**Direction**
Show every line in the entries below where the word "text" appears.

**Material for this exercise**

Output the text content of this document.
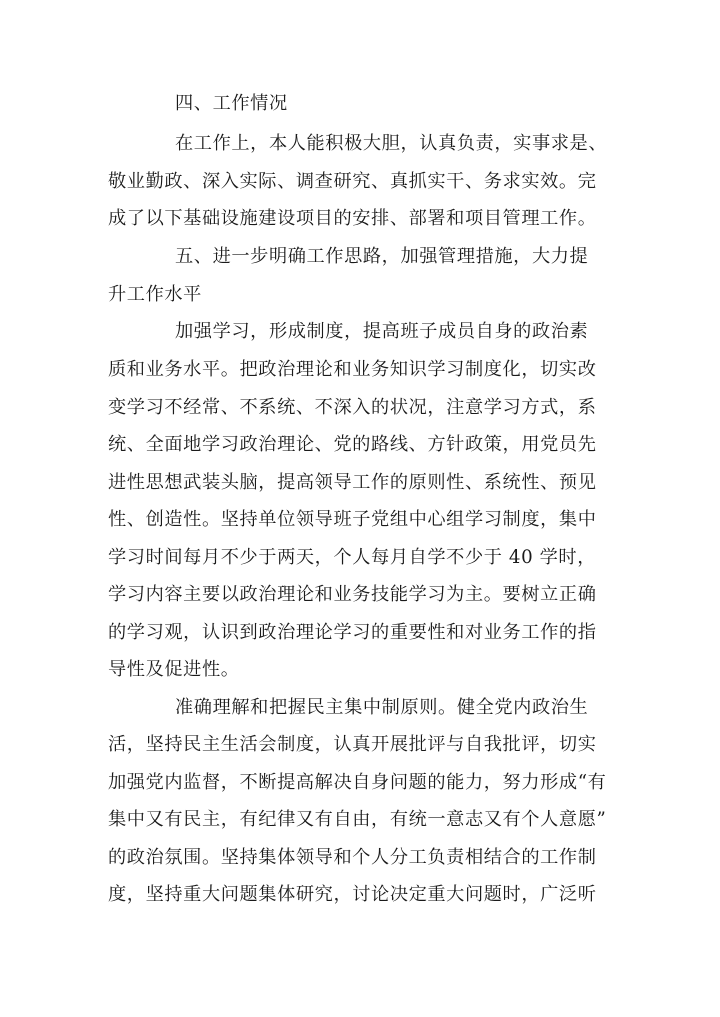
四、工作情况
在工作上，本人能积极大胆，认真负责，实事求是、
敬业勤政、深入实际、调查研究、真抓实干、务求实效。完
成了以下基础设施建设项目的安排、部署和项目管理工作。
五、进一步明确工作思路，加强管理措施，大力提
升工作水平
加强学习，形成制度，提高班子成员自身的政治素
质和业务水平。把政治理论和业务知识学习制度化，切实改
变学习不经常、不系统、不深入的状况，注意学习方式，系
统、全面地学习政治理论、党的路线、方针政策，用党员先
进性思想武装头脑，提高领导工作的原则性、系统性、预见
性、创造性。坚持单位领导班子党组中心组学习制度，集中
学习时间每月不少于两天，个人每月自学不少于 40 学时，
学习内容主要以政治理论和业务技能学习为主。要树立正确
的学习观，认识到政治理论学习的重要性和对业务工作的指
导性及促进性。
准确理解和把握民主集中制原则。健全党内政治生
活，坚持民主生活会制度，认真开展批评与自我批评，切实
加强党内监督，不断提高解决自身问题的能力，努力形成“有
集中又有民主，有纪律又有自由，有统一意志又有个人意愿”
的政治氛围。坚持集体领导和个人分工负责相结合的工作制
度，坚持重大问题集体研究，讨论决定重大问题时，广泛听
* * *
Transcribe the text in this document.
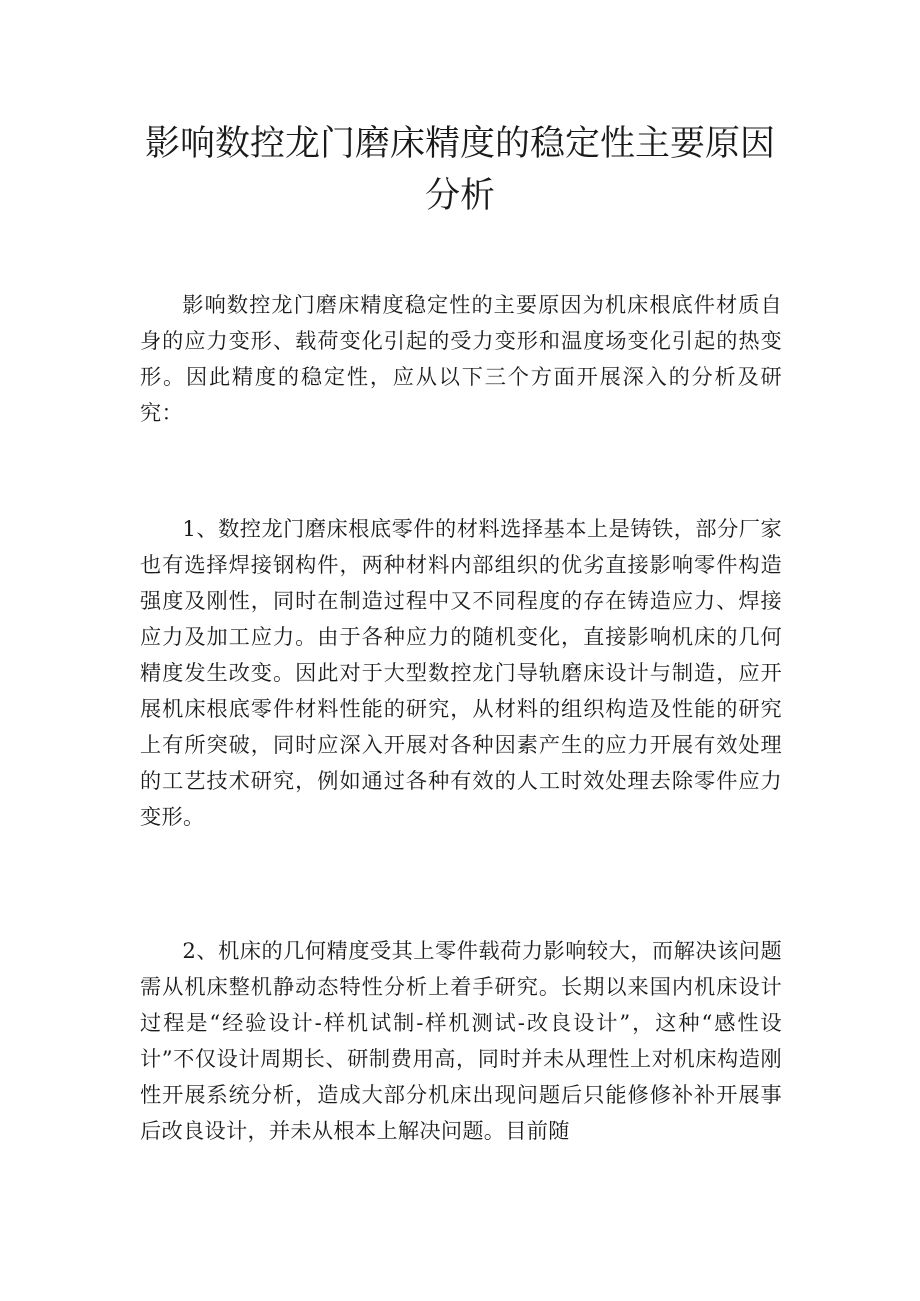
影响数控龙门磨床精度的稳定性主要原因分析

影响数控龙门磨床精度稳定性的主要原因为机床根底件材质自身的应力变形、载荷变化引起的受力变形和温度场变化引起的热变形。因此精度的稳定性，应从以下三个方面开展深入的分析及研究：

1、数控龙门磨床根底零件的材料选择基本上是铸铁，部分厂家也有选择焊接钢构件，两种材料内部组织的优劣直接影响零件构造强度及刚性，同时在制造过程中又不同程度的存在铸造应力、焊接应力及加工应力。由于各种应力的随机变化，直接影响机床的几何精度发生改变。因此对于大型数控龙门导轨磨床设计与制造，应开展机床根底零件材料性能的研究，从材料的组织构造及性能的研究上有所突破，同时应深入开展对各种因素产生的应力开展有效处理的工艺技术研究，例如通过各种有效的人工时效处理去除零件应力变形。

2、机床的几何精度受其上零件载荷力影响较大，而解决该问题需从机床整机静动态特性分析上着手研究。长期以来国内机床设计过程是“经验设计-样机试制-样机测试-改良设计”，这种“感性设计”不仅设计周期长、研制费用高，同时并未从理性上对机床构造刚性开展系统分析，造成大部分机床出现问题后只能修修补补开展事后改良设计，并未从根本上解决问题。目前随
---
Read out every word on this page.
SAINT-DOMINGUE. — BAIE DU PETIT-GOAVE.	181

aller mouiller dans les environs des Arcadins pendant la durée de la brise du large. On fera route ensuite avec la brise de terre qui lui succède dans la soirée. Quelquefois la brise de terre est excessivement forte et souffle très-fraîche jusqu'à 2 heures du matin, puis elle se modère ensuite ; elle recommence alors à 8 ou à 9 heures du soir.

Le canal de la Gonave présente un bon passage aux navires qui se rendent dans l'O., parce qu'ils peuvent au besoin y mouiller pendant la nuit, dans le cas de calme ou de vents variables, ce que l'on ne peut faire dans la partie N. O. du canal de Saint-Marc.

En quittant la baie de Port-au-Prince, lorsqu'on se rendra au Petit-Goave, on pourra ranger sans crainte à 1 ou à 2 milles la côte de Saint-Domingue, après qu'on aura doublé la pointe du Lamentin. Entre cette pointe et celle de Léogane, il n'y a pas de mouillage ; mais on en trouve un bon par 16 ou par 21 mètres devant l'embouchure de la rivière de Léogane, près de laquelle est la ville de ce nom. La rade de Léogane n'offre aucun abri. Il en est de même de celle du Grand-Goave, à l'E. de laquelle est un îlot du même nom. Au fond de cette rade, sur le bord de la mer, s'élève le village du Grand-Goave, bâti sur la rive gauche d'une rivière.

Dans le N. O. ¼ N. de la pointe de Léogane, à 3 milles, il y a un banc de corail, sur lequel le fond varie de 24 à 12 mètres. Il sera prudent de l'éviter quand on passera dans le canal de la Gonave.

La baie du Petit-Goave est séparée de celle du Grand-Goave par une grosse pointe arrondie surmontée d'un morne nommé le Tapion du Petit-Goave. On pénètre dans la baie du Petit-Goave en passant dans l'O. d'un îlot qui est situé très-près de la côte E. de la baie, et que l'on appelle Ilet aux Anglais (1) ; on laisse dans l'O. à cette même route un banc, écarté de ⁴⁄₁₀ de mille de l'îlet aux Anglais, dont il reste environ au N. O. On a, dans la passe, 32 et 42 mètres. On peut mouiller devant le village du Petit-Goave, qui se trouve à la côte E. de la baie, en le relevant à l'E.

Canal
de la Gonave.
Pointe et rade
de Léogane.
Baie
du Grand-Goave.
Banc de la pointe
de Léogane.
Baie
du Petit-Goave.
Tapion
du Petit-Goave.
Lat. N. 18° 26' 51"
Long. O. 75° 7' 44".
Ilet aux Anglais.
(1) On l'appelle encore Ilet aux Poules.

**Response for this exercise**
Output the text content of this document.
Transcribe the text in this document.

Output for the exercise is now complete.